→ Items
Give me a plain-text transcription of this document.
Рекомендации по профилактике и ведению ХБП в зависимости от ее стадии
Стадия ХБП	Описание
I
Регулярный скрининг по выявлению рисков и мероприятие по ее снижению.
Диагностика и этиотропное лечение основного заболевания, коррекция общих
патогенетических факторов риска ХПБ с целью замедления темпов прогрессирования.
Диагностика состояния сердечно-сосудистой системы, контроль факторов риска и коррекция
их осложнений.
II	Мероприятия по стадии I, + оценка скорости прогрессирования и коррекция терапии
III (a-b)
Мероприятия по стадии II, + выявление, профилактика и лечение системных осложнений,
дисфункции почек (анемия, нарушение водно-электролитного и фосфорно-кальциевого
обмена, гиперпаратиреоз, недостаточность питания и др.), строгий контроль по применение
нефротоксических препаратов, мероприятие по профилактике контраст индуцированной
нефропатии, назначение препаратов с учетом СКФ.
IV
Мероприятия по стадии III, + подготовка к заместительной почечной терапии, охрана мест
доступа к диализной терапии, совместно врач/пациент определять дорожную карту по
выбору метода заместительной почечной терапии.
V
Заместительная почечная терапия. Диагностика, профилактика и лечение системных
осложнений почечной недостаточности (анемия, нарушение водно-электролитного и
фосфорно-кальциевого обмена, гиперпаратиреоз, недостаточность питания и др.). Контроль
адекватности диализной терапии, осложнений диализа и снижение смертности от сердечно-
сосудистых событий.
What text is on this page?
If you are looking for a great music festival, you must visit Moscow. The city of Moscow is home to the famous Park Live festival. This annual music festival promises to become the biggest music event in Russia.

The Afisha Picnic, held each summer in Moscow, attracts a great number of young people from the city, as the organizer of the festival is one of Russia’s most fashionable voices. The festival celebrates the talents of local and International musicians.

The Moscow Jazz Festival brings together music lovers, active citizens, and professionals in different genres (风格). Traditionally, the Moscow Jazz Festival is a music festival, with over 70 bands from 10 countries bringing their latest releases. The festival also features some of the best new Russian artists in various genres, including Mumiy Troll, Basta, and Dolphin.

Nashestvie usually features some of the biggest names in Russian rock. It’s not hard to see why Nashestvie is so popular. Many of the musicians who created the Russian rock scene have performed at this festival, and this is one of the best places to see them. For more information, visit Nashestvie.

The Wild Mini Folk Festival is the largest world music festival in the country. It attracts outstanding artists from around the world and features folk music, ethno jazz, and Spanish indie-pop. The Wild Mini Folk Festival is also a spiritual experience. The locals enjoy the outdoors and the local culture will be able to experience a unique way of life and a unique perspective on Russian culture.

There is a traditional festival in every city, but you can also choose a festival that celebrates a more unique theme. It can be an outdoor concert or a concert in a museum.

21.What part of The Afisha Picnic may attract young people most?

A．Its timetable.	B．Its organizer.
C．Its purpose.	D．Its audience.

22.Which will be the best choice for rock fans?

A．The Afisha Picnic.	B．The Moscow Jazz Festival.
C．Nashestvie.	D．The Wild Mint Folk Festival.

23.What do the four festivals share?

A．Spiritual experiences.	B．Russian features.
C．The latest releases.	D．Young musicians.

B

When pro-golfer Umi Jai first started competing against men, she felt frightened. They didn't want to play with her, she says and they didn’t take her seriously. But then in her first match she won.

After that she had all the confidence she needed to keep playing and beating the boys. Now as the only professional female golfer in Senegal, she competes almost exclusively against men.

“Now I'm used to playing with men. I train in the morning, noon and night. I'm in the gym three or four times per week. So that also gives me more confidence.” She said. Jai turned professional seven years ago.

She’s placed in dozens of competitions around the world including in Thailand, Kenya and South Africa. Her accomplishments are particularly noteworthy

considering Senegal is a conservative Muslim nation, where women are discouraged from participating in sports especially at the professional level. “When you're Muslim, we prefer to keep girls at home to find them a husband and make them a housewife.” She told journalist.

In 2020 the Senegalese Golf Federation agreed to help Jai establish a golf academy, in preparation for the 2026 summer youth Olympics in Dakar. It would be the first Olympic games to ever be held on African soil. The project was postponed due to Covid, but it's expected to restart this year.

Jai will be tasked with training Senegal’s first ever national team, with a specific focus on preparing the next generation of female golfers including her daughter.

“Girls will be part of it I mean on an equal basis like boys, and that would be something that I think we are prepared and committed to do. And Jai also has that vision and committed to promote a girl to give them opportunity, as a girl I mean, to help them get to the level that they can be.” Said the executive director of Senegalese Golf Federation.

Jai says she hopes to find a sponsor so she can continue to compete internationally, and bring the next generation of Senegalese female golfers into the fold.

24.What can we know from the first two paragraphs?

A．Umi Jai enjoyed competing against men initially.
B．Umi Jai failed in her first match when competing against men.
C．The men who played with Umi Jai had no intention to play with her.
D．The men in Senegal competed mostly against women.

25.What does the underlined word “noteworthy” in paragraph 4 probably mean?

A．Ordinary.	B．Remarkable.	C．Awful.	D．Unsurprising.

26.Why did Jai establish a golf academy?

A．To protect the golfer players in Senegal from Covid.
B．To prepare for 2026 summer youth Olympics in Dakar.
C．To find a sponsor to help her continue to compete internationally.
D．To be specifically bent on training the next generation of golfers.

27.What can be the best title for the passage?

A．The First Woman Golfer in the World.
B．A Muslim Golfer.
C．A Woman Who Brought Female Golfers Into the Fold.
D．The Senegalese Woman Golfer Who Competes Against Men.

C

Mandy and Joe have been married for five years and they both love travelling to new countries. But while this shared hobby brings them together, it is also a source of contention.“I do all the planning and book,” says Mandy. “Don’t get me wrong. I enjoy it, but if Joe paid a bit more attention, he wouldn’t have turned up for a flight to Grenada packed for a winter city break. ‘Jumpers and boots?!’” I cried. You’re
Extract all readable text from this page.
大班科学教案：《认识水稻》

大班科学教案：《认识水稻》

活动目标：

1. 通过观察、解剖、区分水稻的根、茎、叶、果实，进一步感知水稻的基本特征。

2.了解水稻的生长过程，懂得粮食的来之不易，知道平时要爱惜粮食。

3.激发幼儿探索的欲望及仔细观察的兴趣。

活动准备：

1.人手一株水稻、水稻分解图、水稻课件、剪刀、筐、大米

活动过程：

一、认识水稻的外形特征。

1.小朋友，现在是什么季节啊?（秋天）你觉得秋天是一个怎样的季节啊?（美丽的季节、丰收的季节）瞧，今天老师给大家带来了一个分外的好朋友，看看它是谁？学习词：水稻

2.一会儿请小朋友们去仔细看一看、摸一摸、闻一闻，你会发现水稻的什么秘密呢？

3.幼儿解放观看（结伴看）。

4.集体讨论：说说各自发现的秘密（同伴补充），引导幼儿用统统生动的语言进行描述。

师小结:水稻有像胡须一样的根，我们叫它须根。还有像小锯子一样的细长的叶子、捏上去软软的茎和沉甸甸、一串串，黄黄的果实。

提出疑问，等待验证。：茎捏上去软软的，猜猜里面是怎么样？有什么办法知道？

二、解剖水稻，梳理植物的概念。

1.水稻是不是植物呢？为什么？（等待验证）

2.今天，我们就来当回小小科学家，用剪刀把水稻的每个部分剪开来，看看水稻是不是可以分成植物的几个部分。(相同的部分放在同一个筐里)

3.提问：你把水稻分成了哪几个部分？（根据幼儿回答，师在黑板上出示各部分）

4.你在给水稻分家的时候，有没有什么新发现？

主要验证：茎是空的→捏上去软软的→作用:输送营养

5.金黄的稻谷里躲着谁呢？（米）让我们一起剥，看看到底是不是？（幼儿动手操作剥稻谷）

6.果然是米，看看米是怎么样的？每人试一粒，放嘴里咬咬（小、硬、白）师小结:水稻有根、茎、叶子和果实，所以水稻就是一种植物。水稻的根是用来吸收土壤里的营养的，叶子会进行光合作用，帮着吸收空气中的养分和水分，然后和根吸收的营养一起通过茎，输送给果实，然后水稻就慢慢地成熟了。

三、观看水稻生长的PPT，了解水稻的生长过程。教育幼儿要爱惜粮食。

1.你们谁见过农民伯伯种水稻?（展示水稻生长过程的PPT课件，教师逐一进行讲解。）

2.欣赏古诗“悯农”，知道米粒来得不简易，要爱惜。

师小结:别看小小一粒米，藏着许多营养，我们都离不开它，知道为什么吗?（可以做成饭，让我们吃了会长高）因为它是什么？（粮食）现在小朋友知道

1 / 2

→ Problem statement
Show the lines of the material that contain the word "with".

→ Complete output
The Moscow Jazz Festival brings together music lovers, active citizens, and professionals in different genres (风格). Traditionally, the Moscow Jazz Festival is a music festival, with over 70 bands from 10 countries bringing their latest releases. The festival also features some of the best new Russian artists in various genres, including Mumiy Troll, Basta, and Dolphin.
When pro-golfer Umi Jai first started competing against men, she felt frightened. They didn't want to play with her, she says and they didn’t take her seriously. But then in her first match she won.
“Now I'm used to playing with men. I train in the morning, noon and night. I'm in the gym three or four times per week. So that also gives me more confidence.” She said. Jai turned professional seven years ago.
Jai will be tasked with training Senegal’s first ever national team, with a specific focus on preparing the next generation of female golfers including her daughter.
C．The men who played with Umi Jai had no intention to play with her.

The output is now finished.